▶ _Brief_
Reproduce each record exactly.

Data records
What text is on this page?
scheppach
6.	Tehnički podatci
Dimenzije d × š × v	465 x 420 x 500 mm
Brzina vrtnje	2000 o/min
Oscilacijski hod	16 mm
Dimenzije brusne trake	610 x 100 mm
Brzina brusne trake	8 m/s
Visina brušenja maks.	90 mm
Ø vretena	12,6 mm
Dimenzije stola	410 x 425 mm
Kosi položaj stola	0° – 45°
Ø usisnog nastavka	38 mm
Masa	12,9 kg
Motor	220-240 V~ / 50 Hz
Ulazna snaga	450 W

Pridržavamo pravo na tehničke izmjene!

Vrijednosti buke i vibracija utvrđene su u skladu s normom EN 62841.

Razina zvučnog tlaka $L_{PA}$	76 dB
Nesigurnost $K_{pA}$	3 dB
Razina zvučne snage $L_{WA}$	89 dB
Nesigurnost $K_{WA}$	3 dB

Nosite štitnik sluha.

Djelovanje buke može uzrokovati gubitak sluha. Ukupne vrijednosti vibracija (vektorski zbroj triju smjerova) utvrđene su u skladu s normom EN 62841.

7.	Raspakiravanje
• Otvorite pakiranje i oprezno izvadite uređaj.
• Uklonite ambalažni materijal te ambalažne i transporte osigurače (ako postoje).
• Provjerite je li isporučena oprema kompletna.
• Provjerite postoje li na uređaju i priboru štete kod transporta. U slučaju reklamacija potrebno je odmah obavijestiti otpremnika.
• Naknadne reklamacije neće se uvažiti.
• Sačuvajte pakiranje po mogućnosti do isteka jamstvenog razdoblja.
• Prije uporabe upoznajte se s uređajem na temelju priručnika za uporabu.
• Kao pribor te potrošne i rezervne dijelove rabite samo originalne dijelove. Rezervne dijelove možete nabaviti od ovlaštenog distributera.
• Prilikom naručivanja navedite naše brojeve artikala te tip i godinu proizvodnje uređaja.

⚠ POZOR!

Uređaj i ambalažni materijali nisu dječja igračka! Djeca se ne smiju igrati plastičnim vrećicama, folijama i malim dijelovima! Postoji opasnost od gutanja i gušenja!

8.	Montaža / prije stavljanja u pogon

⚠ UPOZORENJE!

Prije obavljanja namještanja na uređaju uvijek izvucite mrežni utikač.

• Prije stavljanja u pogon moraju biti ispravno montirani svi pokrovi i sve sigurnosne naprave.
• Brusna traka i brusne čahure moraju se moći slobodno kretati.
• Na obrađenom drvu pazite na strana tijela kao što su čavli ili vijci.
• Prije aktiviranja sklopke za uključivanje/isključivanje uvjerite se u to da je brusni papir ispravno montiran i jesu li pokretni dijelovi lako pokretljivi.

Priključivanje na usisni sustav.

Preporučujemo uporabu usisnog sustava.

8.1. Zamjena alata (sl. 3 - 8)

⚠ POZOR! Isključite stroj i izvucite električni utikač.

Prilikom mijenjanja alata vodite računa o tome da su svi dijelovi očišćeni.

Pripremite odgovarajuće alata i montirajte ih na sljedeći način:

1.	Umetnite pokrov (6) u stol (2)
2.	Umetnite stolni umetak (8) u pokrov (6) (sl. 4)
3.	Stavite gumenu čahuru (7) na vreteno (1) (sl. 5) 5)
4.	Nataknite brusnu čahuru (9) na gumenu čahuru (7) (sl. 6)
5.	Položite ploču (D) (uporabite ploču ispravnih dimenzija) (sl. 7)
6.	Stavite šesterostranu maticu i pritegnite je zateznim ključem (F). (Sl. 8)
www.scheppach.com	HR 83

▶ _Solution to the exercise_
What text is on this page?
scheppach
6.	Tehnički podatci
Dimenzije d × š × v	465 x 420 x 500 mm
Brzina vrtnje	2000 o/min
Oscilacijski hod	16 mm
Dimenzije brusne trake	610 x 100 mm
Brzina brusne trake	8 m/s
Visina brušenja maks.	90 mm
Ø vretena	12,6 mm
Dimenzije stola	410 x 425 mm
Kosi položaj stola	0° – 45°
Ø usisnog nastavka	38 mm
Masa	12,9 kg
Motor	220-240 V~ / 50 Hz
Ulazna snaga	450 W

Pridržavamo pravo na tehničke izmjene!

Vrijednosti buke i vibracija utvrđene su u skladu s normom EN 62841.

Razina zvučnog tlaka $L_{PA}$	76 dB
Nesigurnost $K_{pA}$	3 dB
Razina zvučne snage $L_{WA}$	89 dB
Nesigurnost $K_{WA}$	3 dB

Nosite štitnik sluha.

Djelovanje buke može uzrokovati gubitak sluha. Ukupne vrijednosti vibracija (vektorski zbroj triju smjerova) utvrđene su u skladu s normom EN 62841.

7.	Raspakiravanje
• Otvorite pakiranje i oprezno izvadite uređaj.
• Uklonite ambalažni materijal te ambalažne i transporte osigurače (ako postoje).
• Provjerite je li isporučena oprema kompletna.
• Provjerite postoje li na uređaju i priboru štete kod transporta. U slučaju reklamacija potrebno je odmah obavijestiti otpremnika.
• Naknadne reklamacije neće se uvažiti.
• Sačuvajte pakiranje po mogućnosti do isteka jamstvenog razdoblja.
• Prije uporabe upoznajte se s uređajem na temelju priručnika za uporabu.
• Kao pribor te potrošne i rezervne dijelove rabite samo originalne dijelove. Rezervne dijelove možete nabaviti od ovlaštenog distributera.
• Prilikom naručivanja navedite naše brojeve artikala te tip i godinu proizvodnje uređaja.

⚠ POZOR!

Uređaj i ambalažni materijali nisu dječja igračka! Djeca se ne smiju igrati plastičnim vrećicama, folijama i malim dijelovima! Postoji opasnost od gutanja i gušenja!

8.	Montaža / prije stavljanja u pogon

⚠ UPOZORENJE!

Prije obavljanja namještanja na uređaju uvijek izvucite mrežni utikač.

• Prije stavljanja u pogon moraju biti ispravno montirani svi pokrovi i sve sigurnosne naprave.
• Brusna traka i brusne čahure moraju se moći slobodno kretati.
• Na obrađenom drvu pazite na strana tijela kao što su čavli ili vijci.
• Prije aktiviranja sklopke za uključivanje/isključivanje uvjerite se u to da je brusni papir ispravno montiran i jesu li pokretni dijelovi lako pokretljivi.

Priključivanje na usisni sustav.

Preporučujemo uporabu usisnog sustava.

8.1. Zamjena alata (sl. 3 - 8)

⚠ POZOR! Isključite stroj i izvucite električni utikač.

Prilikom mijenjanja alata vodite računa o tome da su svi dijelovi očišćeni.

Pripremite odgovarajuće alata i montirajte ih na sljedeći način:

1.	Umetnite pokrov (6) u stol (2)
2.	Umetnite stolni umetak (8) u pokrov (6) (sl. 4)
3.	Stavite gumenu čahuru (7) na vreteno (1) (sl. 5) 5)
4.	Nataknite brusnu čahuru (9) na gumenu čahuru (7) (sl. 6)
5.	Položite ploču (D) (uporabite ploču ispravnih dimenzija) (sl. 7)
6.	Stavite šesterostranu maticu i pritegnite je zateznim ključem (F). (Sl. 8)
www.scheppach.com	HR 83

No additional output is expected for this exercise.